## TASK TO CARRY OUT
Tally every line of the listing where the string "ylabel" is found, and state the total alone.

Saved entries
::::::::::

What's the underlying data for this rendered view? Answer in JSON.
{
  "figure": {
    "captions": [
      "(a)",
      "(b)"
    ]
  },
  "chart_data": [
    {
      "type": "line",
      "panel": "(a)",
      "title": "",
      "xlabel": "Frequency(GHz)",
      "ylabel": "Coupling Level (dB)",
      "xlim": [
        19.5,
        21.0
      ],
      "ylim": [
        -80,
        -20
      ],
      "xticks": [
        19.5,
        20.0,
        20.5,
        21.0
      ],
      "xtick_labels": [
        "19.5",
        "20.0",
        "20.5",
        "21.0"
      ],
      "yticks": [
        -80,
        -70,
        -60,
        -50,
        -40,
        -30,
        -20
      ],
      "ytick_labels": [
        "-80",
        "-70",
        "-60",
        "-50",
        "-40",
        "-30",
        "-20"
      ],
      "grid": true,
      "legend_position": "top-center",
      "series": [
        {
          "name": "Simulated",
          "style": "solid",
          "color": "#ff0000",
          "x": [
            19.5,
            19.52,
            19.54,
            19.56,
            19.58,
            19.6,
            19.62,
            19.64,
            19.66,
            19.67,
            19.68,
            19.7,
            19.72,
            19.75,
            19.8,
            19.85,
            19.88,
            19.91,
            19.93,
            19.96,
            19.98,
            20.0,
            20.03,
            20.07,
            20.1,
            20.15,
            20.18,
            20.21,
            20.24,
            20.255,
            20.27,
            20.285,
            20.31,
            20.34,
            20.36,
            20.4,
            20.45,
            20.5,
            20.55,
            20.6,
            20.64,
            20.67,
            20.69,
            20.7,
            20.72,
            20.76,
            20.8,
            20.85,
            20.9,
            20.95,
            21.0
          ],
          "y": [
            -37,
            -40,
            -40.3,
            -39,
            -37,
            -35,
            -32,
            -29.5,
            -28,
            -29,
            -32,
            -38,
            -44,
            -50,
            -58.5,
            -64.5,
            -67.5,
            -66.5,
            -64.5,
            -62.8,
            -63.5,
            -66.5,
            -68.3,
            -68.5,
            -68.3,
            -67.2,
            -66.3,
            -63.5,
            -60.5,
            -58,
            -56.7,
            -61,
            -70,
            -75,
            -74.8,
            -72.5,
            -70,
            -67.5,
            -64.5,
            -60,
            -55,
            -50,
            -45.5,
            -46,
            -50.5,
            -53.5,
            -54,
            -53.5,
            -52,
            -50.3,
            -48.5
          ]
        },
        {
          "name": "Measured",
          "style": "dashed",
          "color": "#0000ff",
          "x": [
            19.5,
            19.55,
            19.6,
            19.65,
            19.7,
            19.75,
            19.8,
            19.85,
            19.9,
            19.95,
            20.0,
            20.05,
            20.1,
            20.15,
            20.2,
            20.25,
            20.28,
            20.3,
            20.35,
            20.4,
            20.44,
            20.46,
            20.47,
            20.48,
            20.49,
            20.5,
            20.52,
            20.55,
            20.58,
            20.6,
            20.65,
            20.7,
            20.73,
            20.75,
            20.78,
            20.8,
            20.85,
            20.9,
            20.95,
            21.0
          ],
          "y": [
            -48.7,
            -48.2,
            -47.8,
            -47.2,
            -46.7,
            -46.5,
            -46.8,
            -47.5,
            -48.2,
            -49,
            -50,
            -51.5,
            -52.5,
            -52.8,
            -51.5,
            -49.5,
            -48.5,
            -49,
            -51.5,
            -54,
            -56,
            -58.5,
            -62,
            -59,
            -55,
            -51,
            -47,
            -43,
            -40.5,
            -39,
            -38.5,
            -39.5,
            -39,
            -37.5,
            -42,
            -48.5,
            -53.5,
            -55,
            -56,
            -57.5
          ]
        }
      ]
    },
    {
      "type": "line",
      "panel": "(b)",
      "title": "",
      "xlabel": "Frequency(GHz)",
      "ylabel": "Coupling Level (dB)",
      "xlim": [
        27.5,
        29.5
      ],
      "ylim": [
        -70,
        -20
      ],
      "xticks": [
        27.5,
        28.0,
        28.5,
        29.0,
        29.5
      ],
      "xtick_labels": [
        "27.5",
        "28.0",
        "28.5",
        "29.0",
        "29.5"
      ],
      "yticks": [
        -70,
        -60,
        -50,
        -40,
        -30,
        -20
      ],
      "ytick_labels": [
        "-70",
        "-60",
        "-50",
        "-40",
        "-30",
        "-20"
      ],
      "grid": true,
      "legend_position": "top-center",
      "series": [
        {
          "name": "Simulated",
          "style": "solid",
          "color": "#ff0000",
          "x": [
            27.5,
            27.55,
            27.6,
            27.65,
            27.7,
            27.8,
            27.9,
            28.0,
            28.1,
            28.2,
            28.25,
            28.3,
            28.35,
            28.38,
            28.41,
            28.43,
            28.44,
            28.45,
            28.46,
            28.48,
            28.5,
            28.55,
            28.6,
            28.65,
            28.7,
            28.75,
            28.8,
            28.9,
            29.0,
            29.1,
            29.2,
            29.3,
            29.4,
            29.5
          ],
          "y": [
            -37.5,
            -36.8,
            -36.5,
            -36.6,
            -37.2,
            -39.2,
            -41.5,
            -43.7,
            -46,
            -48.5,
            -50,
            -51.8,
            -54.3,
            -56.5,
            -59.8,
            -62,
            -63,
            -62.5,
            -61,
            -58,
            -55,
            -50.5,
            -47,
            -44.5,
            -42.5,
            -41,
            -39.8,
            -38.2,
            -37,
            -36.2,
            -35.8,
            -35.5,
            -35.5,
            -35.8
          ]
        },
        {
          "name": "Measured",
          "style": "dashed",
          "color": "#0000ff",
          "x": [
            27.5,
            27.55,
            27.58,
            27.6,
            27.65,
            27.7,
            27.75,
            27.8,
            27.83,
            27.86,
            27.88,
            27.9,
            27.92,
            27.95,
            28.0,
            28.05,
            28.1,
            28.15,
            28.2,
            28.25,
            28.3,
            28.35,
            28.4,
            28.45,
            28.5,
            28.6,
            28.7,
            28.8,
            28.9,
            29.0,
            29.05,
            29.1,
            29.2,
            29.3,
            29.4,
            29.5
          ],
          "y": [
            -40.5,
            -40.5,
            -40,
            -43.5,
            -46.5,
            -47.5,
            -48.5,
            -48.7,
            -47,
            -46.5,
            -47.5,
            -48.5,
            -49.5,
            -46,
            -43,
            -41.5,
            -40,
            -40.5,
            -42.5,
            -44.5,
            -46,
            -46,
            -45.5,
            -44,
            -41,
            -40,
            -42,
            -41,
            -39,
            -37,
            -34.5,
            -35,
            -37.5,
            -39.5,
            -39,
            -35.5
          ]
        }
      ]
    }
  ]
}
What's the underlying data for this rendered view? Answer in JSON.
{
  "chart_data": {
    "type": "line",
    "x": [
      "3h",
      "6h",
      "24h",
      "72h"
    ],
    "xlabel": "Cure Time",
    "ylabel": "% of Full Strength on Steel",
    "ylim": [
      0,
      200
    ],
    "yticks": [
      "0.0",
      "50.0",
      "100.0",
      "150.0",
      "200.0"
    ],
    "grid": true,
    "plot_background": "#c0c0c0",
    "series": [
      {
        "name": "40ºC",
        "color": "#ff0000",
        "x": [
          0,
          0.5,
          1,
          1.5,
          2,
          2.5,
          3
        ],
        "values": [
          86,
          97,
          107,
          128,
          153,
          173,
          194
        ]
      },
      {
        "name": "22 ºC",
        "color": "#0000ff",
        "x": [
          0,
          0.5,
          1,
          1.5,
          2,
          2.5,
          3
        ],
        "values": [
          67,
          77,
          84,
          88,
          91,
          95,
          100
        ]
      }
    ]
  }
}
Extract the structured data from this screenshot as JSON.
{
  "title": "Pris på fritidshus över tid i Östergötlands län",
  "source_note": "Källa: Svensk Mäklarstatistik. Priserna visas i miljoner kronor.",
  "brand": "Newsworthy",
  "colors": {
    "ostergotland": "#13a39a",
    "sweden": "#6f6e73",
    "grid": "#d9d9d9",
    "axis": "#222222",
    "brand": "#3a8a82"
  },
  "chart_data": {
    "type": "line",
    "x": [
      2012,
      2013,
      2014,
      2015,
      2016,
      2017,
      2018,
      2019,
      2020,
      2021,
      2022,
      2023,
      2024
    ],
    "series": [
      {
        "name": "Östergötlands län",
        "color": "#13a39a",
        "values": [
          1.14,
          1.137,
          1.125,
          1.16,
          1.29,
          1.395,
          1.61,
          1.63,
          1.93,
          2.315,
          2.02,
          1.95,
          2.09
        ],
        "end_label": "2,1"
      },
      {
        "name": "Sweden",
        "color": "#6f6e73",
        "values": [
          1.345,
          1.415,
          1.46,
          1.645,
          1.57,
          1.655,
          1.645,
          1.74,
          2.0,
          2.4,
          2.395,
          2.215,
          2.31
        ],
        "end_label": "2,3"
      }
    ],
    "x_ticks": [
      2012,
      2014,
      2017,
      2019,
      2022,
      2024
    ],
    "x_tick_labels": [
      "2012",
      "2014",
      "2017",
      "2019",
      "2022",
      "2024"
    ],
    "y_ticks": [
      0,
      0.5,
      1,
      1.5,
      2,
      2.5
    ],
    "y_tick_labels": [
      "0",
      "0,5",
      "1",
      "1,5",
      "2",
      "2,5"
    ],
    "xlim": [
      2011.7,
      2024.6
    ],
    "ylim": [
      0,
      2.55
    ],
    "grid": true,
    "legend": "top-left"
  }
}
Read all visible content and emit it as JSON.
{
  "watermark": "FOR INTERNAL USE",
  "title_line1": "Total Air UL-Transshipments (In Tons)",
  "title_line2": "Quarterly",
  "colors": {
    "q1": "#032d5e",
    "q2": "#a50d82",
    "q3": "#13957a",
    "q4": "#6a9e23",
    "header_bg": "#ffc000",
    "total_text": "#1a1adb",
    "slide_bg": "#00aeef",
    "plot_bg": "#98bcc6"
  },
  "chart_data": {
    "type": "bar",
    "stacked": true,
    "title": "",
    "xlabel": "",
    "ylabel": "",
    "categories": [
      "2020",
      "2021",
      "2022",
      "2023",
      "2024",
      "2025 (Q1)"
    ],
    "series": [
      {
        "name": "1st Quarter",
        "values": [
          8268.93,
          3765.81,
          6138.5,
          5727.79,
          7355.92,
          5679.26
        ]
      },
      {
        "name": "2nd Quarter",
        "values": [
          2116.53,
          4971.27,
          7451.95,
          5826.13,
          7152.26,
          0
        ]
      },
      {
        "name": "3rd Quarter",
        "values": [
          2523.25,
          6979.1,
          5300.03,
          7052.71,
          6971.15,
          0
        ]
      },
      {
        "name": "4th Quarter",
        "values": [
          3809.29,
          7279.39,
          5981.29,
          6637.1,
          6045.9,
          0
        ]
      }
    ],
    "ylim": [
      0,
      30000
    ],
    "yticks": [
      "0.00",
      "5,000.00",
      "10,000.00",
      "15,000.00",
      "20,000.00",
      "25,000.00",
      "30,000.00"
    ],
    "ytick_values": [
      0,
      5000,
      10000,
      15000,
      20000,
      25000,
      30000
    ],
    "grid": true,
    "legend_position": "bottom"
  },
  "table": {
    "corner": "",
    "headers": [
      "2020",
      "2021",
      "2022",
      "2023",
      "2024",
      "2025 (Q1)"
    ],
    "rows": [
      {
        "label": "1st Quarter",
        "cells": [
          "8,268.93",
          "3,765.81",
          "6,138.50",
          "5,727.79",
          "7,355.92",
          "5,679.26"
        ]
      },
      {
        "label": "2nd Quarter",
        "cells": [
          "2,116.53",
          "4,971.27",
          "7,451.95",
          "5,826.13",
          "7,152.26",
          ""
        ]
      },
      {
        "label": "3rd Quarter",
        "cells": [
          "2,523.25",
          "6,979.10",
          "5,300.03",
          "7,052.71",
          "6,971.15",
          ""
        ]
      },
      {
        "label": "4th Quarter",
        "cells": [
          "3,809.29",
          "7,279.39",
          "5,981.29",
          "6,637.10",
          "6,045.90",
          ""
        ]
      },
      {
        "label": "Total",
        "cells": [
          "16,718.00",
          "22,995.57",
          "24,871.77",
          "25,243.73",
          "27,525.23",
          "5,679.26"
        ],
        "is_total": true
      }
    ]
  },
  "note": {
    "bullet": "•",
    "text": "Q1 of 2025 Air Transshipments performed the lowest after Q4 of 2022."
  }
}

::::::::::

## SOLUTION TO THIS TASK
4